* [WORK INSTRUCTIONS]: Write out, precisely and in full, each line of the material.

(Stored data entries)

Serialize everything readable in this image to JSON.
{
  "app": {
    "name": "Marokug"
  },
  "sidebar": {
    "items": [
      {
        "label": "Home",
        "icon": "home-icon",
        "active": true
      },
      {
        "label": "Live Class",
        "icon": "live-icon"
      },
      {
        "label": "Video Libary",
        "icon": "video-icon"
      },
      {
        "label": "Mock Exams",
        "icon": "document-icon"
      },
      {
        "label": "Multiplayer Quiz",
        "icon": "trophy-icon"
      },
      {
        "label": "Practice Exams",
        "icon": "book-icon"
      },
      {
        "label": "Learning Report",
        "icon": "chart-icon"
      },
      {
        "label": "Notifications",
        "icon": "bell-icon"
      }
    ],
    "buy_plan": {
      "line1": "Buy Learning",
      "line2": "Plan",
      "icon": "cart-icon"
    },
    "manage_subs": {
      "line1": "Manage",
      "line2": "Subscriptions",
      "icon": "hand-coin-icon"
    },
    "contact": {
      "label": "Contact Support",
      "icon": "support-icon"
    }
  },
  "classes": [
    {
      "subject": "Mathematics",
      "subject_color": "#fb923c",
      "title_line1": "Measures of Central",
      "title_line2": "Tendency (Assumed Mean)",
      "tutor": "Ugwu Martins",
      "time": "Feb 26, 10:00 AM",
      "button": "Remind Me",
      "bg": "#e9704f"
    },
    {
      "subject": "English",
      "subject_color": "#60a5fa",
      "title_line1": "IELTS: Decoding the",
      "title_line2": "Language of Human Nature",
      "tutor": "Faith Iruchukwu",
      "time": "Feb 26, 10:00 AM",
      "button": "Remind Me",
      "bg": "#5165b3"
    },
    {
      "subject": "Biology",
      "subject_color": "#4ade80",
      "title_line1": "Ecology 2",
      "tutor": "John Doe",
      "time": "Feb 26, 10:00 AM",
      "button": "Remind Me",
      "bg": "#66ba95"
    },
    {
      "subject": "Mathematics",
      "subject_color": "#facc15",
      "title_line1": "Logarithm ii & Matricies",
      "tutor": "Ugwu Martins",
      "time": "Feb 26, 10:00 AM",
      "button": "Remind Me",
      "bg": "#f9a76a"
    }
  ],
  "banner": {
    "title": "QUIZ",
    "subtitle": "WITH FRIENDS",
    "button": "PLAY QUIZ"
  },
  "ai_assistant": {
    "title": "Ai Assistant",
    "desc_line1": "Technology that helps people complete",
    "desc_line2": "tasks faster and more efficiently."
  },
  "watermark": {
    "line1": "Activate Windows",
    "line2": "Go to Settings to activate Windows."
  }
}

* [EXERCISE SOLUTION]:
Serialize everything readable in this image to JSON.
{
  "app": {
    "name": "Marokug"
  },
  "sidebar": {
    "items": [
      {
        "label": "Home",
        "icon": "home-icon",
        "active": true
      },
      {
        "label": "Live Class",
        "icon": "live-icon"
      },
      {
        "label": "Video Libary",
        "icon": "video-icon"
      },
      {
        "label": "Mock Exams",
        "icon": "document-icon"
      },
      {
        "label": "Multiplayer Quiz",
        "icon": "trophy-icon"
      },
      {
        "label": "Practice Exams",
        "icon": "book-icon"
      },
      {
        "label": "Learning Report",
        "icon": "chart-icon"
      },
      {
        "label": "Notifications",
        "icon": "bell-icon"
      }
    ],
    "buy_plan": {
      "line1": "Buy Learning",
      "line2": "Plan",
      "icon": "cart-icon"
    },
    "manage_subs": {
      "line1": "Manage",
      "line2": "Subscriptions",
      "icon": "hand-coin-icon"
    },
    "contact": {
      "label": "Contact Support",
      "icon": "support-icon"
    }
  },
  "classes": [
    {
      "subject": "Mathematics",
      "subject_color": "#fb923c",
      "title_line1": "Measures of Central",
      "title_line2": "Tendency (Assumed Mean)",
      "tutor": "Ugwu Martins",
      "time": "Feb 26, 10:00 AM",
      "button": "Remind Me",
      "bg": "#e9704f"
    },
    {
      "subject": "English",
      "subject_color": "#60a5fa",
      "title_line1": "IELTS: Decoding the",
      "title_line2": "Language of Human Nature",
      "tutor": "Faith Iruchukwu",
      "time": "Feb 26, 10:00 AM",
      "button": "Remind Me",
      "bg": "#5165b3"
    },
    {
      "subject": "Biology",
      "subject_color": "#4ade80",
      "title_line1": "Ecology 2",
      "tutor": "John Doe",
      "time": "Feb 26, 10:00 AM",
      "button": "Remind Me",
      "bg": "#66ba95"
    },
    {
      "subject": "Mathematics",
      "subject_color": "#facc15",
      "title_line1": "Logarithm ii & Matricies",
      "tutor": "Ugwu Martins",
      "time": "Feb 26, 10:00 AM",
      "button": "Remind Me",
      "bg": "#f9a76a"
    }
  ],
  "banner": {
    "title": "QUIZ",
    "subtitle": "WITH FRIENDS",
    "button": "PLAY QUIZ"
  },
  "ai_assistant": {
    "title": "Ai Assistant",
    "desc_line1": "Technology that helps people complete",
    "desc_line2": "tasks faster and more efficiently."
  },
  "watermark": {
    "line1": "Activate Windows",
    "line2": "Go to Settings to activate Windows."
  }
}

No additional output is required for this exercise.